* [Exercise instructions] All of the records listed below should be retyped exactly.
---
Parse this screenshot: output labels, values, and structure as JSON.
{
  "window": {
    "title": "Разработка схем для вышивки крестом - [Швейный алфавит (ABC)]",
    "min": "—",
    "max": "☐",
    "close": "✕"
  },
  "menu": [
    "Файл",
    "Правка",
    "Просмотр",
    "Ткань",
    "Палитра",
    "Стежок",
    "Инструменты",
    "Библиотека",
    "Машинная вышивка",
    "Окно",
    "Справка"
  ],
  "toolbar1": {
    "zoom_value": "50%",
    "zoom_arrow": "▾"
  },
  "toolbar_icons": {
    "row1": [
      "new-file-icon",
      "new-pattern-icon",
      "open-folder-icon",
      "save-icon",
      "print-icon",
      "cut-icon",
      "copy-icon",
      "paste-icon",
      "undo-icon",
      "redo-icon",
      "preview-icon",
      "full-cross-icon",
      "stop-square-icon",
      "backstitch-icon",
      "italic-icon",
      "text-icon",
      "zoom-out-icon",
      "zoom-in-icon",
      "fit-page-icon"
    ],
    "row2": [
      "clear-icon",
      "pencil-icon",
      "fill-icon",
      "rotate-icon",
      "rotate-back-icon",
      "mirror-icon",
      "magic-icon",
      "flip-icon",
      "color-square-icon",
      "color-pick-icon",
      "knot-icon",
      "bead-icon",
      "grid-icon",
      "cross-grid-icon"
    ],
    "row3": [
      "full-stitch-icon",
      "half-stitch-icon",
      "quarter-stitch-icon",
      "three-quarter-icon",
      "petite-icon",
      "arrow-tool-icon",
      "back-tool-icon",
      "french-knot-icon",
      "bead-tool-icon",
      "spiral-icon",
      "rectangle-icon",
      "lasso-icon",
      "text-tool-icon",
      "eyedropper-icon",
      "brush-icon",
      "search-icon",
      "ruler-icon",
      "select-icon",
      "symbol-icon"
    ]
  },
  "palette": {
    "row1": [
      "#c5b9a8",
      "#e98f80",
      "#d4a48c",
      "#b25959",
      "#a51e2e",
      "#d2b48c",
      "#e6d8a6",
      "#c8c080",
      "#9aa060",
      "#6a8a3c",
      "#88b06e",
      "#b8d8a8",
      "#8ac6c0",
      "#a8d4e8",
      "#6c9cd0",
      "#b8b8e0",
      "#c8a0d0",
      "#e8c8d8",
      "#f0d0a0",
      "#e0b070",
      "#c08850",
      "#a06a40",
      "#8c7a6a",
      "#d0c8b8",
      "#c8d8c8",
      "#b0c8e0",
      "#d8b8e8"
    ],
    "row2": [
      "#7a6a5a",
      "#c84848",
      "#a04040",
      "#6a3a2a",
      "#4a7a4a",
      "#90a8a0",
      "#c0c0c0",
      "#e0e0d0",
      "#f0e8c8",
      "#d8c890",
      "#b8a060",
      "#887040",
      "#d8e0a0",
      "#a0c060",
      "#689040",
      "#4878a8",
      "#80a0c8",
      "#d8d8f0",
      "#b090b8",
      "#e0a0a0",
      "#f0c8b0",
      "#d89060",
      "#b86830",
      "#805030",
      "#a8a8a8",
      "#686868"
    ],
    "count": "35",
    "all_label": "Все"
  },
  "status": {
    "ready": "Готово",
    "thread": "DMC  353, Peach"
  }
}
---
* [Correct result]
Parse this screenshot: output labels, values, and structure as JSON.
{
  "window": {
    "title": "Разработка схем для вышивки крестом - [Швейный алфавит (ABC)]",
    "min": "—",
    "max": "☐",
    "close": "✕"
  },
  "menu": [
    "Файл",
    "Правка",
    "Просмотр",
    "Ткань",
    "Палитра",
    "Стежок",
    "Инструменты",
    "Библиотека",
    "Машинная вышивка",
    "Окно",
    "Справка"
  ],
  "toolbar1": {
    "zoom_value": "50%",
    "zoom_arrow": "▾"
  },
  "toolbar_icons": {
    "row1": [
      "new-file-icon",
      "new-pattern-icon",
      "open-folder-icon",
      "save-icon",
      "print-icon",
      "cut-icon",
      "copy-icon",
      "paste-icon",
      "undo-icon",
      "redo-icon",
      "preview-icon",
      "full-cross-icon",
      "stop-square-icon",
      "backstitch-icon",
      "italic-icon",
      "text-icon",
      "zoom-out-icon",
      "zoom-in-icon",
      "fit-page-icon"
    ],
    "row2": [
      "clear-icon",
      "pencil-icon",
      "fill-icon",
      "rotate-icon",
      "rotate-back-icon",
      "mirror-icon",
      "magic-icon",
      "flip-icon",
      "color-square-icon",
      "color-pick-icon",
      "knot-icon",
      "bead-icon",
      "grid-icon",
      "cross-grid-icon"
    ],
    "row3": [
      "full-stitch-icon",
      "half-stitch-icon",
      "quarter-stitch-icon",
      "three-quarter-icon",
      "petite-icon",
      "arrow-tool-icon",
      "back-tool-icon",
      "french-knot-icon",
      "bead-tool-icon",
      "spiral-icon",
      "rectangle-icon",
      "lasso-icon",
      "text-tool-icon",
      "eyedropper-icon",
      "brush-icon",
      "search-icon",
      "ruler-icon",
      "select-icon",
      "symbol-icon"
    ]
  },
  "palette": {
    "row1": [
      "#c5b9a8",
      "#e98f80",
      "#d4a48c",
      "#b25959",
      "#a51e2e",
      "#d2b48c",
      "#e6d8a6",
      "#c8c080",
      "#9aa060",
      "#6a8a3c",
      "#88b06e",
      "#b8d8a8",
      "#8ac6c0",
      "#a8d4e8",
      "#6c9cd0",
      "#b8b8e0",
      "#c8a0d0",
      "#e8c8d8",
      "#f0d0a0",
      "#e0b070",
      "#c08850",
      "#a06a40",
      "#8c7a6a",
      "#d0c8b8",
      "#c8d8c8",
      "#b0c8e0",
      "#d8b8e8"
    ],
    "row2": [
      "#7a6a5a",
      "#c84848",
      "#a04040",
      "#6a3a2a",
      "#4a7a4a",
      "#90a8a0",
      "#c0c0c0",
      "#e0e0d0",
      "#f0e8c8",
      "#d8c890",
      "#b8a060",
      "#887040",
      "#d8e0a0",
      "#a0c060",
      "#689040",
      "#4878a8",
      "#80a0c8",
      "#d8d8f0",
      "#b090b8",
      "#e0a0a0",
      "#f0c8b0",
      "#d89060",
      "#b86830",
      "#805030",
      "#a8a8a8",
      "#686868"
    ],
    "count": "35",
    "all_label": "Все"
  },
  "status": {
    "ready": "Готово",
    "thread": "DMC  353, Peach"
  }
}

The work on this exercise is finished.